----- Provided data

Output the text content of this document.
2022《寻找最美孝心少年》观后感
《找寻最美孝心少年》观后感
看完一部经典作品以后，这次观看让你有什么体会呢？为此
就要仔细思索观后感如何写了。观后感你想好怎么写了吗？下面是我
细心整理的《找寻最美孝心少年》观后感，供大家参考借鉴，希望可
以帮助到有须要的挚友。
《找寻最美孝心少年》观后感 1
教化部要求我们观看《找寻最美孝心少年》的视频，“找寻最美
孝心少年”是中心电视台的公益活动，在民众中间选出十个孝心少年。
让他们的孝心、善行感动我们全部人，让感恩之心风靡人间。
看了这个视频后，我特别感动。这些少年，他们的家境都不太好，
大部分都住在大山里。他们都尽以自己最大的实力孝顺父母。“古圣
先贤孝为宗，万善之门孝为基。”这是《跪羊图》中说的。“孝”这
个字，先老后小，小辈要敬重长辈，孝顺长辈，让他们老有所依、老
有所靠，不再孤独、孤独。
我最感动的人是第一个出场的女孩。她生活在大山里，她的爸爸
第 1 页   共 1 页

----------

◆ The exercise ◆
Please output the complete data exactly.

◆ Response ◆
Output the text content of this document.
2022《寻找最美孝心少年》观后感
《找寻最美孝心少年》观后感
看完一部经典作品以后，这次观看让你有什么体会呢？为此
就要仔细思索观后感如何写了。观后感你想好怎么写了吗？下面是我
细心整理的《找寻最美孝心少年》观后感，供大家参考借鉴，希望可
以帮助到有须要的挚友。
《找寻最美孝心少年》观后感 1
教化部要求我们观看《找寻最美孝心少年》的视频，“找寻最美
孝心少年”是中心电视台的公益活动，在民众中间选出十个孝心少年。
让他们的孝心、善行感动我们全部人，让感恩之心风靡人间。
看了这个视频后，我特别感动。这些少年，他们的家境都不太好，
大部分都住在大山里。他们都尽以自己最大的实力孝顺父母。“古圣
先贤孝为宗，万善之门孝为基。”这是《跪羊图》中说的。“孝”这
个字，先老后小，小辈要敬重长辈，孝顺长辈，让他们老有所依、老
有所靠，不再孤独、孤独。
我最感动的人是第一个出场的女孩。她生活在大山里，她的爸爸
第 1 页   共 1 页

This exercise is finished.